#### THE REQUEST:
Sort through the entries below and pull out lines containing the word "could".

.....

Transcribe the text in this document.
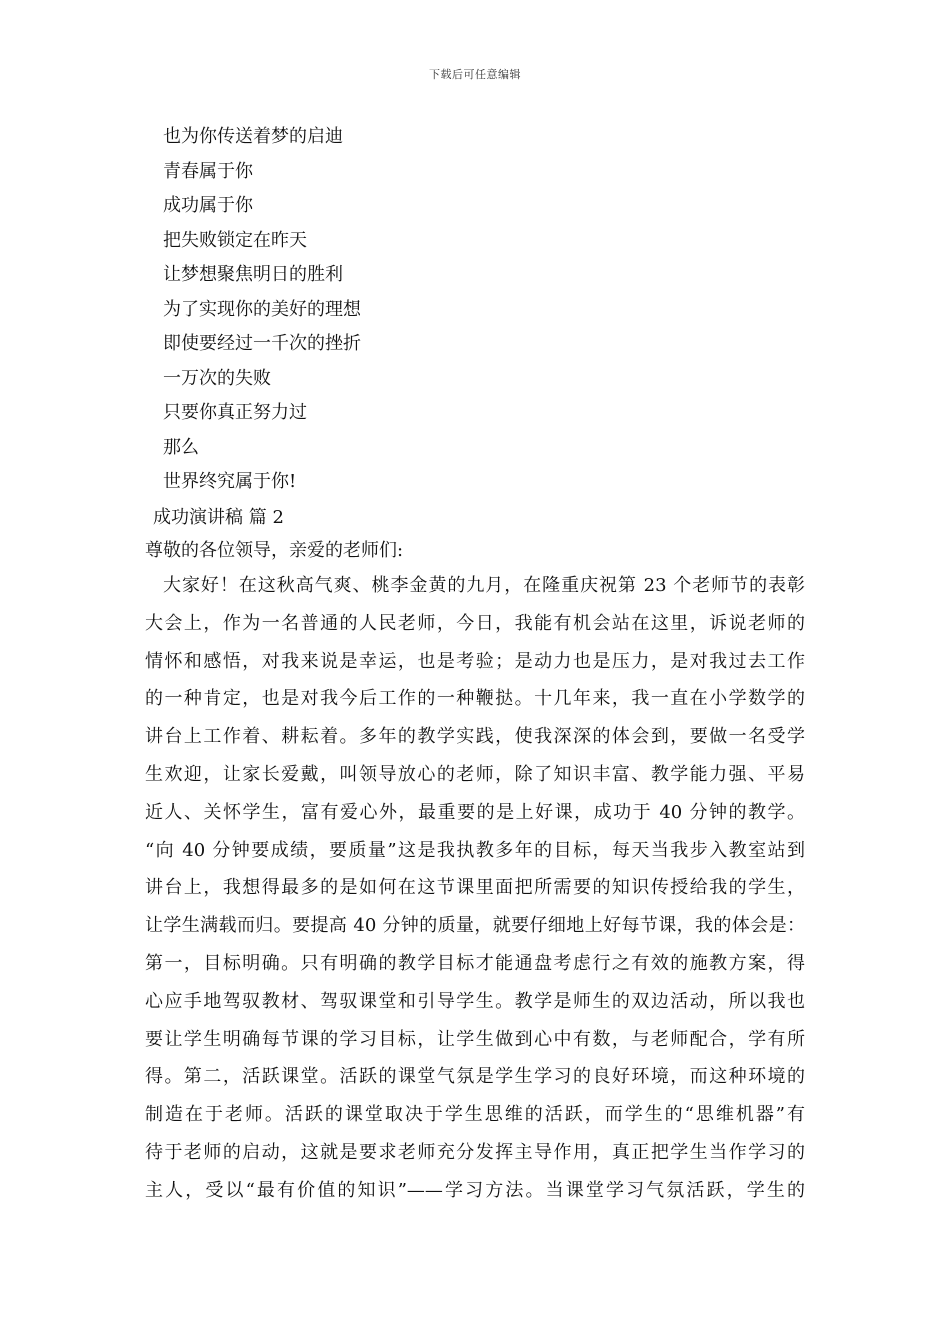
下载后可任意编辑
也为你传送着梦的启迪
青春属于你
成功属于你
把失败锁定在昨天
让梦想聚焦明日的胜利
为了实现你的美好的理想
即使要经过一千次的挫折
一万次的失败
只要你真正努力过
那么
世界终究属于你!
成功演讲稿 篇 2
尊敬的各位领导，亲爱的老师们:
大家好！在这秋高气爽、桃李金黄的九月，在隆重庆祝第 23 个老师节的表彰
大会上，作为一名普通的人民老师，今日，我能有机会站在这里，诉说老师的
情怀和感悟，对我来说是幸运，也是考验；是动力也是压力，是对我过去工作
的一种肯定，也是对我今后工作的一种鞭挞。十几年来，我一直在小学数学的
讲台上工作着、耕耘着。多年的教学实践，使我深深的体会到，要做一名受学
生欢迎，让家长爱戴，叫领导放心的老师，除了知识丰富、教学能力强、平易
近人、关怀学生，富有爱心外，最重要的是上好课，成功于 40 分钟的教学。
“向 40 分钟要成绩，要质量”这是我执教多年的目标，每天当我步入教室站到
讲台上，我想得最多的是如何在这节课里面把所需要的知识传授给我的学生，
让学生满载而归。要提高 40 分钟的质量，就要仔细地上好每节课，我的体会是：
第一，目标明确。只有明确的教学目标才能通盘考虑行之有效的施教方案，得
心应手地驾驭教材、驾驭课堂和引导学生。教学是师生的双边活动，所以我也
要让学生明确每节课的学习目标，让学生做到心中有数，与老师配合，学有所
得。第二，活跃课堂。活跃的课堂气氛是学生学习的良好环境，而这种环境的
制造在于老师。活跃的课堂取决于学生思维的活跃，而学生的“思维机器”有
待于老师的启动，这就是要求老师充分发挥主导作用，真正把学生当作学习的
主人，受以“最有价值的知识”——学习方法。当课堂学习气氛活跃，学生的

.....

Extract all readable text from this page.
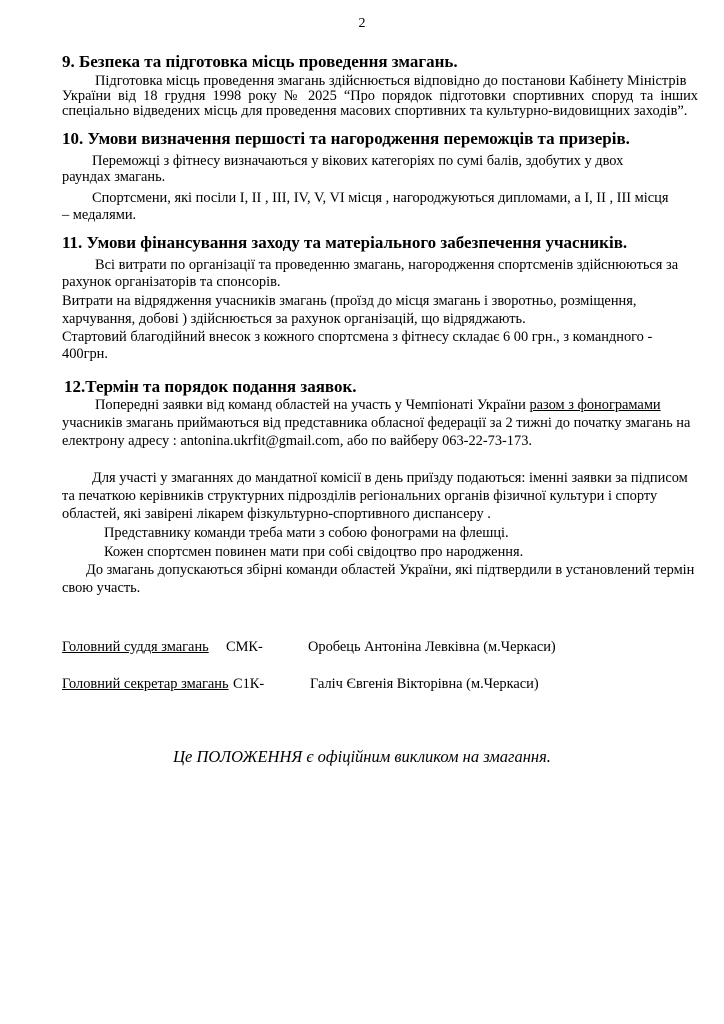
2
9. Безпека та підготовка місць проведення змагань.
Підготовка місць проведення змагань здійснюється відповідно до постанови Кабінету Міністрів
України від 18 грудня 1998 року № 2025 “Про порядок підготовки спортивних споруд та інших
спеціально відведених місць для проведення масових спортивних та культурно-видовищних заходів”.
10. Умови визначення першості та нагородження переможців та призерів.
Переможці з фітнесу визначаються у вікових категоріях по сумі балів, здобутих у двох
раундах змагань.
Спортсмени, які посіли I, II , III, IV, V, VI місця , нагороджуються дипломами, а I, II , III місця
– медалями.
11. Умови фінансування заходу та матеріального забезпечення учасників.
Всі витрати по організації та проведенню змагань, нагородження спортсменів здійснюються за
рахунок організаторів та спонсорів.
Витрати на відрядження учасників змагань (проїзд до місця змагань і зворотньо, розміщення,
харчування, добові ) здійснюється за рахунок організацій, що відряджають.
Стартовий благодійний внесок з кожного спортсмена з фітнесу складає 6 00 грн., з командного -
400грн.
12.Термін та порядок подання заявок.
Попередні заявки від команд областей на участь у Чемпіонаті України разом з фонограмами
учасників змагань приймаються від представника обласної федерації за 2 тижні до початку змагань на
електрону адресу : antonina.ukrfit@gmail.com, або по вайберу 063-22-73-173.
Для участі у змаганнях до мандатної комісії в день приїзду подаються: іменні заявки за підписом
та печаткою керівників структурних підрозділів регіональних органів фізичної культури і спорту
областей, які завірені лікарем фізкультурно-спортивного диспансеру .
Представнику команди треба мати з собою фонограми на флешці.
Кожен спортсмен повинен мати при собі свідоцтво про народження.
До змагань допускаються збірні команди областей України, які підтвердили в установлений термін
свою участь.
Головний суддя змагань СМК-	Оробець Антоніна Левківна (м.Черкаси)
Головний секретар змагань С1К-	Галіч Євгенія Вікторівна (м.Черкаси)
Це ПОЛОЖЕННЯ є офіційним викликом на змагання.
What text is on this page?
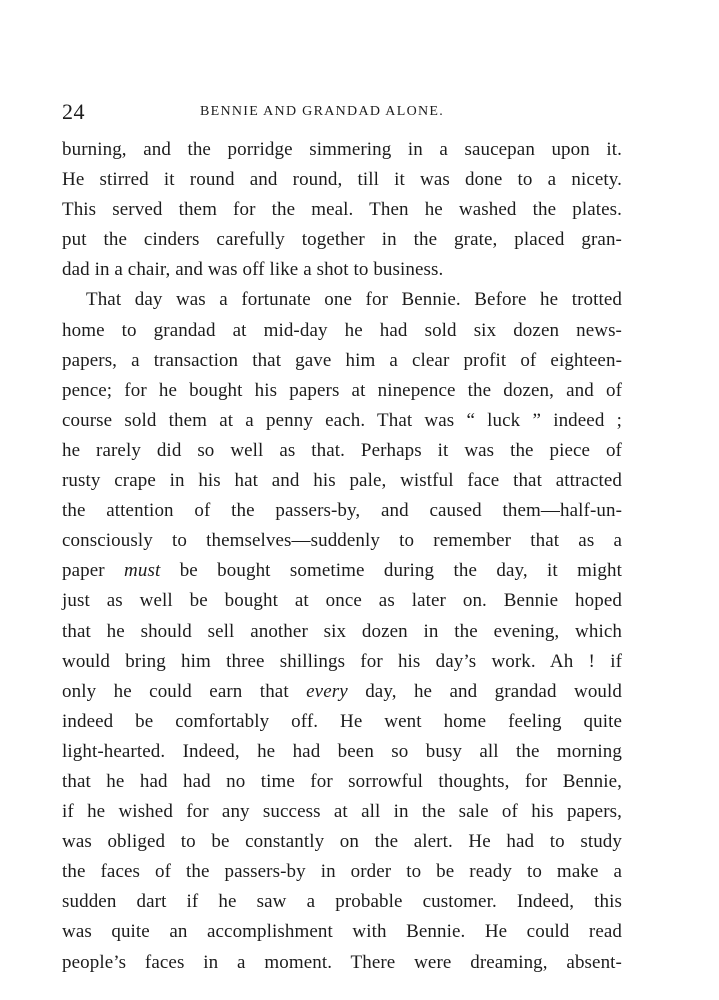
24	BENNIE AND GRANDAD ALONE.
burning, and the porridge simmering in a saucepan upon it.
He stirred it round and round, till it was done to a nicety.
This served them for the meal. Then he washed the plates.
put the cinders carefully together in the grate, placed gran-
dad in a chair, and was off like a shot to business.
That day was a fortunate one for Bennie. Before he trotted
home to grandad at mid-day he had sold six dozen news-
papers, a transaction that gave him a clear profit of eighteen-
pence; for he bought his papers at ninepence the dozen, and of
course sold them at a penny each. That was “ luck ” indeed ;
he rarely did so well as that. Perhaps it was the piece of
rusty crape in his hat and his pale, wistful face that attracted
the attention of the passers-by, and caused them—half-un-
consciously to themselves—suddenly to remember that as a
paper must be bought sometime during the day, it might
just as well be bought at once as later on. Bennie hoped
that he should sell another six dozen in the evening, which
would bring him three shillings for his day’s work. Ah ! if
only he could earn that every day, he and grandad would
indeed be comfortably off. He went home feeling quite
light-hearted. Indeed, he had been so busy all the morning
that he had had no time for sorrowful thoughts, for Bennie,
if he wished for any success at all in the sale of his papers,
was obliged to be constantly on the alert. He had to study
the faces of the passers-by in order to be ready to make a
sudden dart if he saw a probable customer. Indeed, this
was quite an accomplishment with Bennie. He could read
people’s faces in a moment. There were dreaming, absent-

.....

#### ANSWER TO THIS EXERCISE:
only he could earn that every day, he and grandad would
was quite an accomplishment with Bennie. He could read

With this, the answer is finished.